* Objective *
Each line that follows should be printed again exactly as it stands.

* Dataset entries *
****

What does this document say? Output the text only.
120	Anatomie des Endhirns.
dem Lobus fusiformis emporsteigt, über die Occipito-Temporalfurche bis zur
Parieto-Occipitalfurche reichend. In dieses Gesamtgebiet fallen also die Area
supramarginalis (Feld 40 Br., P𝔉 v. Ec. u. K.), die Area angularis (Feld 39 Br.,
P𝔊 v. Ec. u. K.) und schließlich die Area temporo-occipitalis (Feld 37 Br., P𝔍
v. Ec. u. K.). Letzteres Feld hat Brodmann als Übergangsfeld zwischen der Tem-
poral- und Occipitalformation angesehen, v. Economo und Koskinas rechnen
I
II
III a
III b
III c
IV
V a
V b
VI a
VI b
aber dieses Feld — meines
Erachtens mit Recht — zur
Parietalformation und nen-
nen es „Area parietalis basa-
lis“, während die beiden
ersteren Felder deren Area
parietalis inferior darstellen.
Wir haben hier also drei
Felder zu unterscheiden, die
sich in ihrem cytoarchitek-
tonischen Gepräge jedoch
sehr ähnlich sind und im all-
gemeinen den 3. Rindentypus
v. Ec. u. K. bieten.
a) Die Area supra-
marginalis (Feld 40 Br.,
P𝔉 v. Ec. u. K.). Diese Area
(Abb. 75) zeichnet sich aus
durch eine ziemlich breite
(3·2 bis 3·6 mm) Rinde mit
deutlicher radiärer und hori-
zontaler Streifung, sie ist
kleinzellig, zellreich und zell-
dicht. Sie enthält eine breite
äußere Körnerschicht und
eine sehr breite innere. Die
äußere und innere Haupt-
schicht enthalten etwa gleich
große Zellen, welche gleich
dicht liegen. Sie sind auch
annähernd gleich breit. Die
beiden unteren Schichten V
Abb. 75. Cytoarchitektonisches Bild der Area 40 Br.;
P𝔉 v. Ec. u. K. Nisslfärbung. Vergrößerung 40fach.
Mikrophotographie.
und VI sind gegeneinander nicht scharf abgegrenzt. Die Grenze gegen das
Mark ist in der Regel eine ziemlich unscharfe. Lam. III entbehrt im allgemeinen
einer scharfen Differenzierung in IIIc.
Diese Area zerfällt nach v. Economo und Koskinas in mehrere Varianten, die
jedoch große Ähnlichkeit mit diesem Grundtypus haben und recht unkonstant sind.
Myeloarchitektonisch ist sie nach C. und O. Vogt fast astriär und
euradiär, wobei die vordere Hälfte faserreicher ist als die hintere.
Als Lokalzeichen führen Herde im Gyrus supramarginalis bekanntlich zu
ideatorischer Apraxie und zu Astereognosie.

****

* Answer to the exercise *
What does this document say? Output the text only.
120	Anatomie des Endhirns.
dem Lobus fusiformis emporsteigt, über die Occipito-Temporalfurche bis zur
Parieto-Occipitalfurche reichend. In dieses Gesamtgebiet fallen also die Area
supramarginalis (Feld 40 Br., P𝔉 v. Ec. u. K.), die Area angularis (Feld 39 Br.,
P𝔊 v. Ec. u. K.) und schließlich die Area temporo-occipitalis (Feld 37 Br., P𝔍
v. Ec. u. K.). Letzteres Feld hat Brodmann als Übergangsfeld zwischen der Tem-
poral- und Occipitalformation angesehen, v. Economo und Koskinas rechnen
I
II
III a
III b
III c
IV
V a
V b
VI a
VI b
aber dieses Feld — meines
Erachtens mit Recht — zur
Parietalformation und nen-
nen es „Area parietalis basa-
lis“, während die beiden
ersteren Felder deren Area
parietalis inferior darstellen.
Wir haben hier also drei
Felder zu unterscheiden, die
sich in ihrem cytoarchitek-
tonischen Gepräge jedoch
sehr ähnlich sind und im all-
gemeinen den 3. Rindentypus
v. Ec. u. K. bieten.
a) Die Area supra-
marginalis (Feld 40 Br.,
P𝔉 v. Ec. u. K.). Diese Area
(Abb. 75) zeichnet sich aus
durch eine ziemlich breite
(3·2 bis 3·6 mm) Rinde mit
deutlicher radiärer und hori-
zontaler Streifung, sie ist
kleinzellig, zellreich und zell-
dicht. Sie enthält eine breite
äußere Körnerschicht und
eine sehr breite innere. Die
äußere und innere Haupt-
schicht enthalten etwa gleich
große Zellen, welche gleich
dicht liegen. Sie sind auch
annähernd gleich breit. Die
beiden unteren Schichten V
Abb. 75. Cytoarchitektonisches Bild der Area 40 Br.;
P𝔉 v. Ec. u. K. Nisslfärbung. Vergrößerung 40fach.
Mikrophotographie.
und VI sind gegeneinander nicht scharf abgegrenzt. Die Grenze gegen das
Mark ist in der Regel eine ziemlich unscharfe. Lam. III entbehrt im allgemeinen
einer scharfen Differenzierung in IIIc.
Diese Area zerfällt nach v. Economo und Koskinas in mehrere Varianten, die
jedoch große Ähnlichkeit mit diesem Grundtypus haben und recht unkonstant sind.
Myeloarchitektonisch ist sie nach C. und O. Vogt fast astriär und
euradiär, wobei die vordere Hälfte faserreicher ist als die hintere.
Als Lokalzeichen führen Herde im Gyrus supramarginalis bekanntlich zu
ideatorischer Apraxie und zu Astereognosie.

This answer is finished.